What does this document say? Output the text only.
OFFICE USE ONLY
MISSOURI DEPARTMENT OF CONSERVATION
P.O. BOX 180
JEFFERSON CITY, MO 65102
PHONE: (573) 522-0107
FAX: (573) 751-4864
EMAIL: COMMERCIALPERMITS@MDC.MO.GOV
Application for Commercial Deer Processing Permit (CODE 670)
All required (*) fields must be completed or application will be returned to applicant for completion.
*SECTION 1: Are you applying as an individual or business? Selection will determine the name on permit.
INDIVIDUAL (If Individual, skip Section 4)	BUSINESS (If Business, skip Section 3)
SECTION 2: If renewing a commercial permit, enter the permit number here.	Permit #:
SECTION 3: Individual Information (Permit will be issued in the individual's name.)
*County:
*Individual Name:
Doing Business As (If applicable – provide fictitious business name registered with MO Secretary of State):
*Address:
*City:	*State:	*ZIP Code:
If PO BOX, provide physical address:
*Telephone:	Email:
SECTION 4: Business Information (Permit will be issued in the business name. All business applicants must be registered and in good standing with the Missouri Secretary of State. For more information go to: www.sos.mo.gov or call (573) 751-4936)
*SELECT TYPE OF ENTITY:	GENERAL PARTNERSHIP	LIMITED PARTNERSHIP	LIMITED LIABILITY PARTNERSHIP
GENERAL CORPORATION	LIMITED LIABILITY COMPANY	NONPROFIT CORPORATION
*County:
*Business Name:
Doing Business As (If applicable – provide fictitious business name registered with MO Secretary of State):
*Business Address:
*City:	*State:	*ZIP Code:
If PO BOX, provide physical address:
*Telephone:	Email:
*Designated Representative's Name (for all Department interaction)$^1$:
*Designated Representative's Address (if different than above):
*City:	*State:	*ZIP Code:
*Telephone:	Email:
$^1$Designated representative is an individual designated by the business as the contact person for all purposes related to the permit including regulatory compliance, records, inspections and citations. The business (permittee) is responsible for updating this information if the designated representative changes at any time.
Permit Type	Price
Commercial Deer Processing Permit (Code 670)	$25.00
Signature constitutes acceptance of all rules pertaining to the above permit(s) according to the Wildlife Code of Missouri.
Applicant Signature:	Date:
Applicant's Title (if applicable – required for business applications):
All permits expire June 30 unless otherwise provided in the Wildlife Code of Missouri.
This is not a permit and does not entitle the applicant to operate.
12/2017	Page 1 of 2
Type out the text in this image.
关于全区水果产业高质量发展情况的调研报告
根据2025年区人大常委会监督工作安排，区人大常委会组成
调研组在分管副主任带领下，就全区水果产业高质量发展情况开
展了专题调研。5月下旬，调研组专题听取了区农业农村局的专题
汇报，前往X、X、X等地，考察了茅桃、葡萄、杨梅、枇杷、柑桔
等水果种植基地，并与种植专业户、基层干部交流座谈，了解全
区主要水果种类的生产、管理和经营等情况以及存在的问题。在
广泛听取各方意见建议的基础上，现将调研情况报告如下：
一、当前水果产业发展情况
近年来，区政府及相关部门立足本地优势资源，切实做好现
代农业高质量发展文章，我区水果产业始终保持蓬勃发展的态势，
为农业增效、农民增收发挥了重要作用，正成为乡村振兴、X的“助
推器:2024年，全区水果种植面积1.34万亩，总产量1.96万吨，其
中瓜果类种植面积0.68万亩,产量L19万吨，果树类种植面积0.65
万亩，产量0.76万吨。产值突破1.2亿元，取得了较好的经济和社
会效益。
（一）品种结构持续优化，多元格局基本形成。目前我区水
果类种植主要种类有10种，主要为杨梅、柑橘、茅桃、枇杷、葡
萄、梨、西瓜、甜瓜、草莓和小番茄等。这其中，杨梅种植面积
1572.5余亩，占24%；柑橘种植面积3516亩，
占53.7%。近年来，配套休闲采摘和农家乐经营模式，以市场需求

+--

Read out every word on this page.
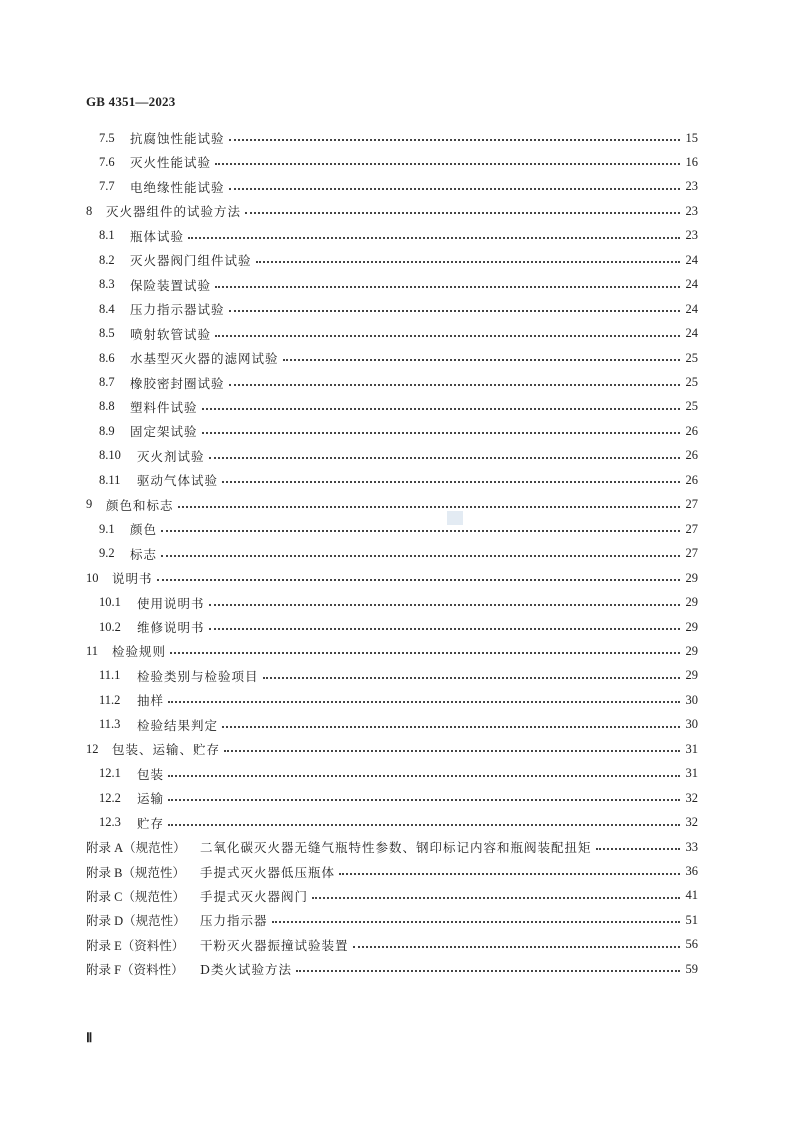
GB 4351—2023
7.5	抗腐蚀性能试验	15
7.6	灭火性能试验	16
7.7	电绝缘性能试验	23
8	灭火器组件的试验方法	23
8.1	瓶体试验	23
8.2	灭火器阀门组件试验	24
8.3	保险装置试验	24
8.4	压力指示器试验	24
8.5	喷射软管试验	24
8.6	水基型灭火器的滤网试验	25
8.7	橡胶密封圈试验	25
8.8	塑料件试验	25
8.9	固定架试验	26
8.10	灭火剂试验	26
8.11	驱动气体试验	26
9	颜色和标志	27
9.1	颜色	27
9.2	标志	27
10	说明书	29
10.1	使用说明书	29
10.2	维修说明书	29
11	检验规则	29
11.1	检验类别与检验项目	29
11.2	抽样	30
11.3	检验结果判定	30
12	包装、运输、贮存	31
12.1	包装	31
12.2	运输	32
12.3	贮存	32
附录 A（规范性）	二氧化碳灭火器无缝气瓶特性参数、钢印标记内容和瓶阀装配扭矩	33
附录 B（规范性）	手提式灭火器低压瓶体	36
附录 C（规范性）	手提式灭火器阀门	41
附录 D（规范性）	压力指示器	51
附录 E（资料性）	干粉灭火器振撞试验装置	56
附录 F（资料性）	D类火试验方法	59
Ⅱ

+--

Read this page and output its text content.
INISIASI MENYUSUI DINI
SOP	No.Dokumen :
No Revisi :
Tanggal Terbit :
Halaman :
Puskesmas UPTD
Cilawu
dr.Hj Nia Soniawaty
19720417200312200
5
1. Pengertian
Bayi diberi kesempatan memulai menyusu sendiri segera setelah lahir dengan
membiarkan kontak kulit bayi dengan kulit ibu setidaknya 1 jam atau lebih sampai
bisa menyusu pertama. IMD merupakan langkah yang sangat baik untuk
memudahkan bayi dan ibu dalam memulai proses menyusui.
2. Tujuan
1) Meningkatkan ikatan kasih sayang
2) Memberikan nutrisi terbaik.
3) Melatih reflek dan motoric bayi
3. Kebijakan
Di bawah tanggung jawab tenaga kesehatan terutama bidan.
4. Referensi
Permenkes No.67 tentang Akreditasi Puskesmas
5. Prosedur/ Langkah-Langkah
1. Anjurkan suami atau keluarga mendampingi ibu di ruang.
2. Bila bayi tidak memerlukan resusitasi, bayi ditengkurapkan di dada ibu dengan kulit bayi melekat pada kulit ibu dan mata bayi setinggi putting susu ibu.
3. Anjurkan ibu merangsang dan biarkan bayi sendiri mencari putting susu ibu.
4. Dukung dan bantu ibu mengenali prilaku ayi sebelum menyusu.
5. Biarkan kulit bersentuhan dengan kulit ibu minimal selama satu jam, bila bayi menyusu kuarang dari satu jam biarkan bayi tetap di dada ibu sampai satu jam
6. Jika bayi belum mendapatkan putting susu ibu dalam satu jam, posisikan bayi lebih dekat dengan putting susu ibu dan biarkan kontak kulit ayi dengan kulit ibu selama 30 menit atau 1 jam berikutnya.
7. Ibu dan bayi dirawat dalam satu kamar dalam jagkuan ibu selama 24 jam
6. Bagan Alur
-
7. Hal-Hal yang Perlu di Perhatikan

+--

### [AIM]
Gather from the entries above all lines that include the string "Puskesmas".

### [RESULT OF THIS TASK]
Puskesmas UPTD
Permenkes No.67 tentang Akreditasi Puskesmas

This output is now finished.